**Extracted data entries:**
◆ ◆ ◆ ◆ ◆ ◆ ◆
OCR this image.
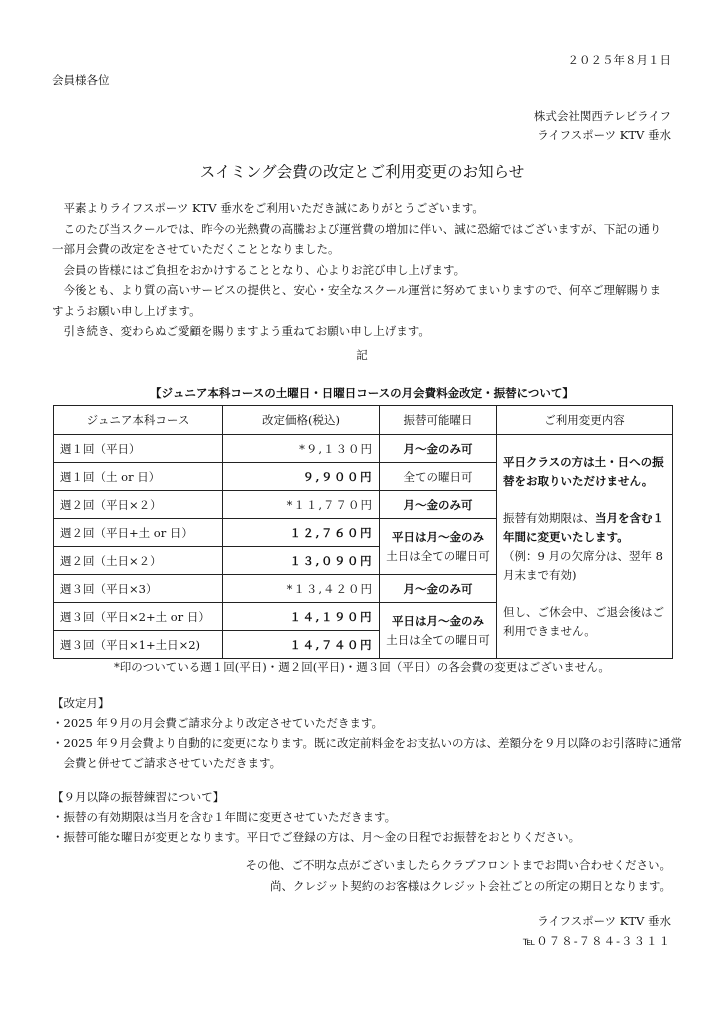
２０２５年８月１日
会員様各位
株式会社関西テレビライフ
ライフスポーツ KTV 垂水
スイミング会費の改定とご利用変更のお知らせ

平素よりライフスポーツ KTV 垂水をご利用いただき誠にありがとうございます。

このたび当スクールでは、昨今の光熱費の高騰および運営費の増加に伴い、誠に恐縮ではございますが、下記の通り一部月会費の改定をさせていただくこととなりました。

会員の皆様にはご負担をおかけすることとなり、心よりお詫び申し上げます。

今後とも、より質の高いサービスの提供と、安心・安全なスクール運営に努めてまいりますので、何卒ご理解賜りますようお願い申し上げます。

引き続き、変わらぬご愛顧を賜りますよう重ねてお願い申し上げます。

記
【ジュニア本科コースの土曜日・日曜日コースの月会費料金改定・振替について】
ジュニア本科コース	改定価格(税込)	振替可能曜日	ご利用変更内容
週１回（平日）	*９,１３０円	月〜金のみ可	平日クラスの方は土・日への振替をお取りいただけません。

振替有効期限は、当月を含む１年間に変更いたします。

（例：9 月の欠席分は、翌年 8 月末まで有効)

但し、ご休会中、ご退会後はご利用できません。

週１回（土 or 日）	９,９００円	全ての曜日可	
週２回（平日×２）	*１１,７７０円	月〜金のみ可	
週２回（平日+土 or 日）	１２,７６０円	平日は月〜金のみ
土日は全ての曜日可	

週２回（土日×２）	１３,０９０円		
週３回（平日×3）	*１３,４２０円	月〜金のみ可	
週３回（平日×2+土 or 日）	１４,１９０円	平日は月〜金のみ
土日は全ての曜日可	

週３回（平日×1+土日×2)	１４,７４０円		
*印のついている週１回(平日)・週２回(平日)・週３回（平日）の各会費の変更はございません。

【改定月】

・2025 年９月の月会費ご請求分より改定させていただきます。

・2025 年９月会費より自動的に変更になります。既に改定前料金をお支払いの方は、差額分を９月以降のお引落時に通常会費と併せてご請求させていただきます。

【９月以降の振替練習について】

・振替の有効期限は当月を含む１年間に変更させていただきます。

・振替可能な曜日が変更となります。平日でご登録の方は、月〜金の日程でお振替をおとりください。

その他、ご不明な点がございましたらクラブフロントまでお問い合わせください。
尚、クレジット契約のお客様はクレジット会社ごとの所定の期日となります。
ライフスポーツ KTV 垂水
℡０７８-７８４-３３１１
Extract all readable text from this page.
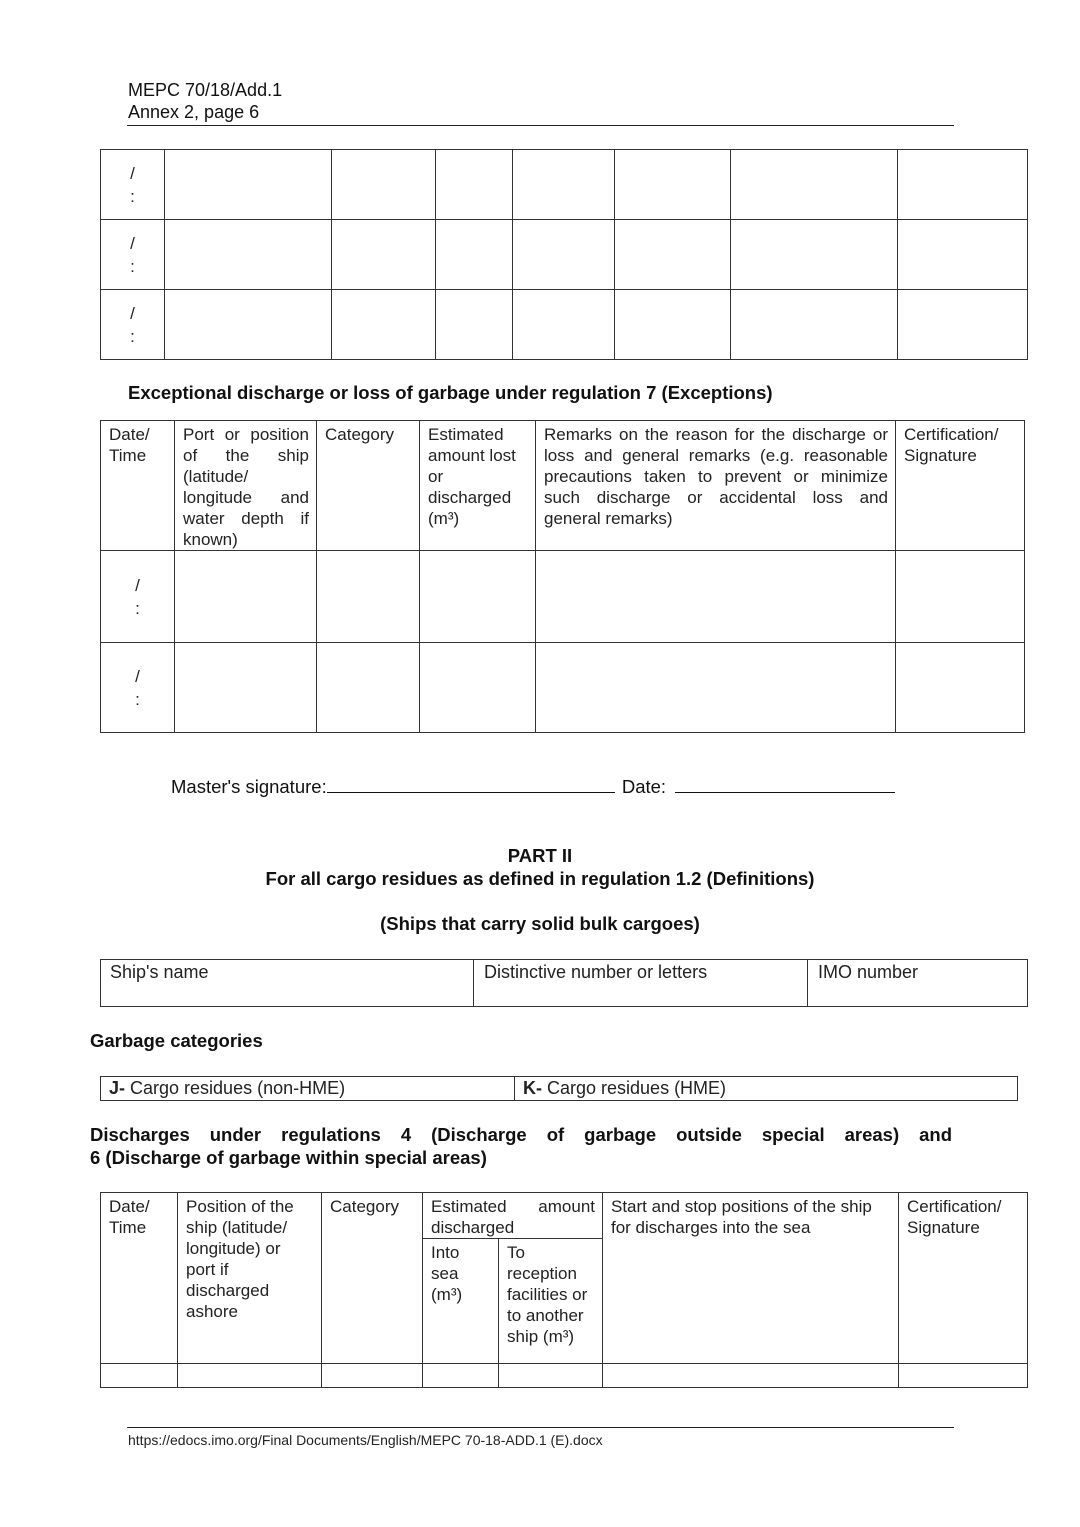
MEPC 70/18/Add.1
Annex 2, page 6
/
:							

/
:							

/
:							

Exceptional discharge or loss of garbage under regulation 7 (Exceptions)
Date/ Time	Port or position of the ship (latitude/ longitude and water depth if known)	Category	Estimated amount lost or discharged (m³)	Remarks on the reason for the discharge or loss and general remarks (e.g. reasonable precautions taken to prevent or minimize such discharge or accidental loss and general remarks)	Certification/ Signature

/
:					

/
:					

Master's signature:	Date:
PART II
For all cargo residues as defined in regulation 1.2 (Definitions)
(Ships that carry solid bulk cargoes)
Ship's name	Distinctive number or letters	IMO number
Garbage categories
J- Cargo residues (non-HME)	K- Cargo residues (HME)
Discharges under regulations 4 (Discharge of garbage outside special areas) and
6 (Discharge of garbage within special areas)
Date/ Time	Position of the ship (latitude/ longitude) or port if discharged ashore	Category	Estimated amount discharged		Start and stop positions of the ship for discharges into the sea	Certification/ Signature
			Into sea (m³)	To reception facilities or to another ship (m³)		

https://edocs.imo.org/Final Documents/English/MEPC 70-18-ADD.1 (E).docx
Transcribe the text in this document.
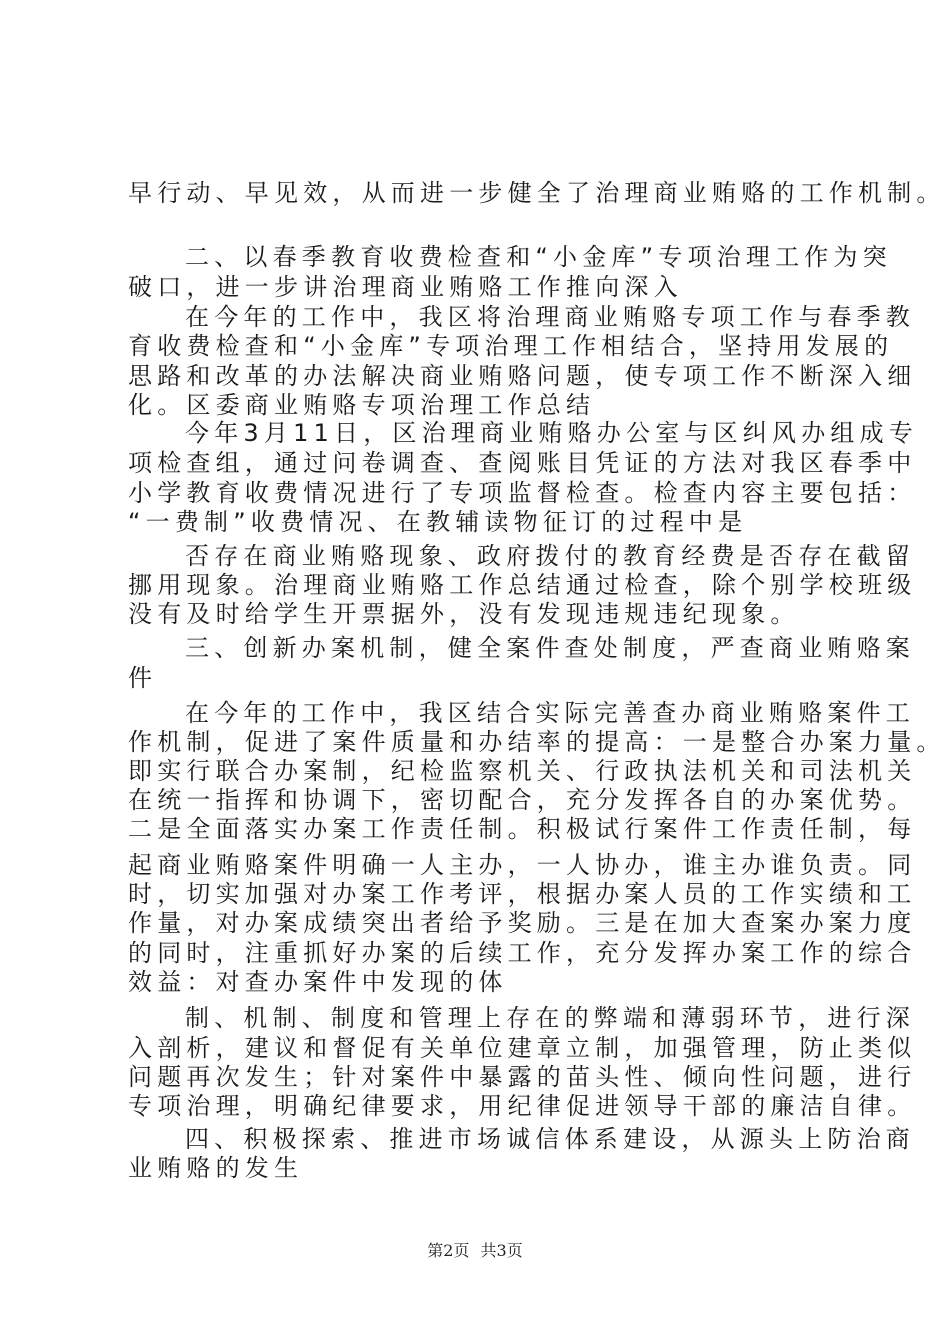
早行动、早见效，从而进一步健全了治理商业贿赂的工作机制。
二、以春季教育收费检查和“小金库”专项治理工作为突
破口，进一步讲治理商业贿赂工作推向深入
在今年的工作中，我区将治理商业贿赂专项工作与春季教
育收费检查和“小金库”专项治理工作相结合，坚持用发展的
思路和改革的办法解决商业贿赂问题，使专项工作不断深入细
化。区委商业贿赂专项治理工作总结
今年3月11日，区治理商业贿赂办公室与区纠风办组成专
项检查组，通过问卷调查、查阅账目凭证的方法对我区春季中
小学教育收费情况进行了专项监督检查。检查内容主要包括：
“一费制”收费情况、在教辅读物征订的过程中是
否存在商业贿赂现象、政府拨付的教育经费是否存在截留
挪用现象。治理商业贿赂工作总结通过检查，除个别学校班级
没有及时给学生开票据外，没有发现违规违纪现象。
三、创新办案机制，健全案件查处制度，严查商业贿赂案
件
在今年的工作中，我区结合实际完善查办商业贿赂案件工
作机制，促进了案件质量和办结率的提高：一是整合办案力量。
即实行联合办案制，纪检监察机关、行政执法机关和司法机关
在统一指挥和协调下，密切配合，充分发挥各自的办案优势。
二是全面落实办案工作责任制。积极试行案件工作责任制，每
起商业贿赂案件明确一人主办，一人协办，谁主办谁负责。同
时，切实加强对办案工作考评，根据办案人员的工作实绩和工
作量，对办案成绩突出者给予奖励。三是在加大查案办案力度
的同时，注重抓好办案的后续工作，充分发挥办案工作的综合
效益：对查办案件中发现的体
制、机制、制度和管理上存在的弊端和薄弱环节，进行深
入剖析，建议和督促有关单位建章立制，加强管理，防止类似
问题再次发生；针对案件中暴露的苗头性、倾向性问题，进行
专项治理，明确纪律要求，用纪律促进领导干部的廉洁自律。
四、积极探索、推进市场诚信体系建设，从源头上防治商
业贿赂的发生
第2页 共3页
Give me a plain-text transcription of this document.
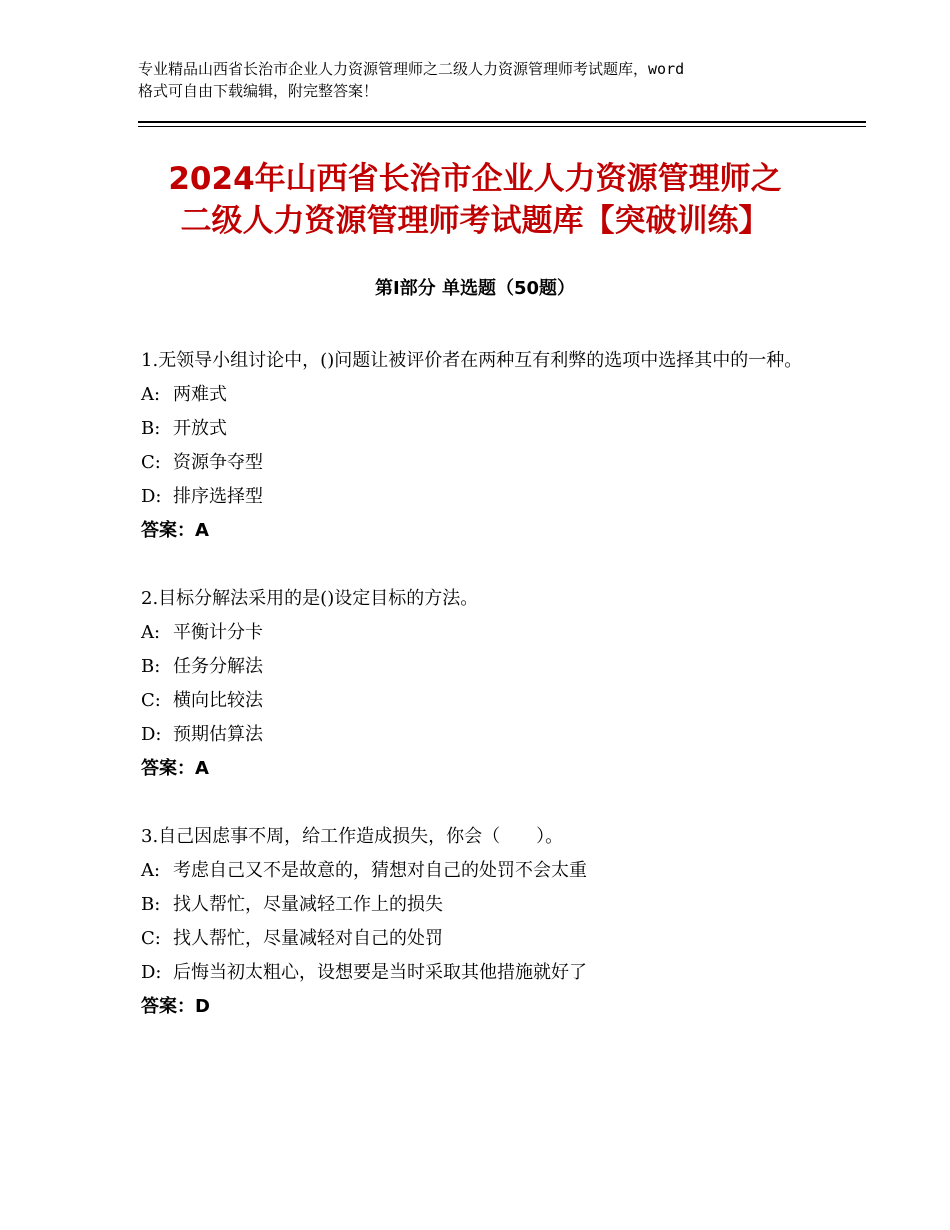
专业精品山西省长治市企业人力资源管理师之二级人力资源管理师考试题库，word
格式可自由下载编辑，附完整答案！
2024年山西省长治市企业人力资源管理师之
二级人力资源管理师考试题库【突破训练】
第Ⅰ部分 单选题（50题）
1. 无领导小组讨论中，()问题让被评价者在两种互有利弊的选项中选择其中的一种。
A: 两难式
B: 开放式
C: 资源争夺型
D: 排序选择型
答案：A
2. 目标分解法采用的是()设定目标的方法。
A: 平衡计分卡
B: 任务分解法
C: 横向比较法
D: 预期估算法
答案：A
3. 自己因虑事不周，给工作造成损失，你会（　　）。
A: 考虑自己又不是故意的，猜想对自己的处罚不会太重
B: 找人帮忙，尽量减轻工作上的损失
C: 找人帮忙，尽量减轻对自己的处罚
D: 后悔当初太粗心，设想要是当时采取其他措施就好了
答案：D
◆ ◆ ◆ ◆ ◆ ◆ ◆
**WHAT YOU NEED TO DO:** Collect each line above holding the string "平日は月".

**SOLUTION FOR THIS TASK:**
週２回（平日+土 or 日）	１２,７６０円	平日は月〜金のみ
週３回（平日×2+土 or 日）	１４,１９０円	平日は月〜金のみ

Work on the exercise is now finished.